> _EXTRACTED DATA_
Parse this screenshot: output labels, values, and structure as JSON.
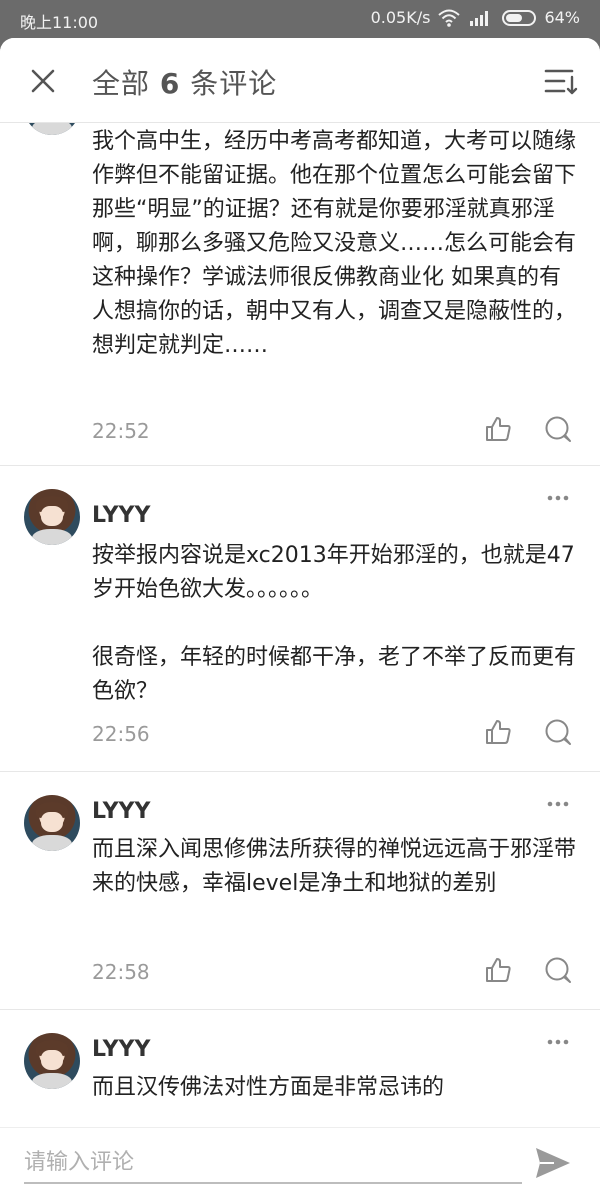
{
  "status_bar": {
    "time": "晚上11:00",
    "network_speed": "0.05K/s",
    "battery": "64%"
  },
  "header": {
    "title_prefix": "全部 ",
    "count": "6",
    "title_suffix": " 条评论"
  },
  "comments": [
    {
      "username": "",
      "text": "我个高中生，经历中考高考都知道，大考可以随缘作弊但不能留证据。他在那个位置怎么可能会留下那些“明显”的证据？还有就是你要邪淫就真邪淫啊，聊那么多骚又危险又没意义……怎么可能会有这种操作？学诚法师很反佛教商业化 如果真的有人想搞你的话，朝中又有人，调查又是隐蔽性的，想判定就判定……",
      "time": "22:52"
    },
    {
      "username": "LYYY",
      "text": "按举报内容说是xc2013年开始邪淫的，也就是47岁开始色欲大发。。。。。。\n\n很奇怪，年轻的时候都干净，老了不举了反而更有色欲？",
      "time": "22:56"
    },
    {
      "username": "LYYY",
      "text": "而且深入闻思修佛法所获得的禅悦远远高于邪淫带来的快感，幸福level是净土和地狱的差别",
      "time": "22:58"
    },
    {
      "username": "LYYY",
      "text": "而且汉传佛法对性方面是非常忌讳的",
      "time": ""
    }
  ],
  "footer": {
    "input_placeholder": "请输入评论"
  },
  "colors": {
    "overlay": "#6b6b6b",
    "text": "#222222",
    "muted": "#9a9a9a"
  }
}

> _DIRECTIONS_
Reproduce every line of the material precisely, omitting its pictures.

> _WRITTEN ANSWER_
Parse this screenshot: output labels, values, and structure as JSON.
{
  "status_bar": {
    "time": "晚上11:00",
    "network_speed": "0.05K/s",
    "battery": "64%"
  },
  "header": {
    "title_prefix": "全部 ",
    "count": "6",
    "title_suffix": " 条评论"
  },
  "comments": [
    {
      "username": "",
      "text": "我个高中生，经历中考高考都知道，大考可以随缘作弊但不能留证据。他在那个位置怎么可能会留下那些“明显”的证据？还有就是你要邪淫就真邪淫啊，聊那么多骚又危险又没意义……怎么可能会有这种操作？学诚法师很反佛教商业化 如果真的有人想搞你的话，朝中又有人，调查又是隐蔽性的，想判定就判定……",
      "time": "22:52"
    },
    {
      "username": "LYYY",
      "text": "按举报内容说是xc2013年开始邪淫的，也就是47岁开始色欲大发。。。。。。\n\n很奇怪，年轻的时候都干净，老了不举了反而更有色欲？",
      "time": "22:56"
    },
    {
      "username": "LYYY",
      "text": "而且深入闻思修佛法所获得的禅悦远远高于邪淫带来的快感，幸福level是净土和地狱的差别",
      "time": "22:58"
    },
    {
      "username": "LYYY",
      "text": "而且汉传佛法对性方面是非常忌讳的",
      "time": ""
    }
  ],
  "footer": {
    "input_placeholder": "请输入评论"
  },
  "colors": {
    "overlay": "#6b6b6b",
    "text": "#222222",
    "muted": "#9a9a9a"
  }
}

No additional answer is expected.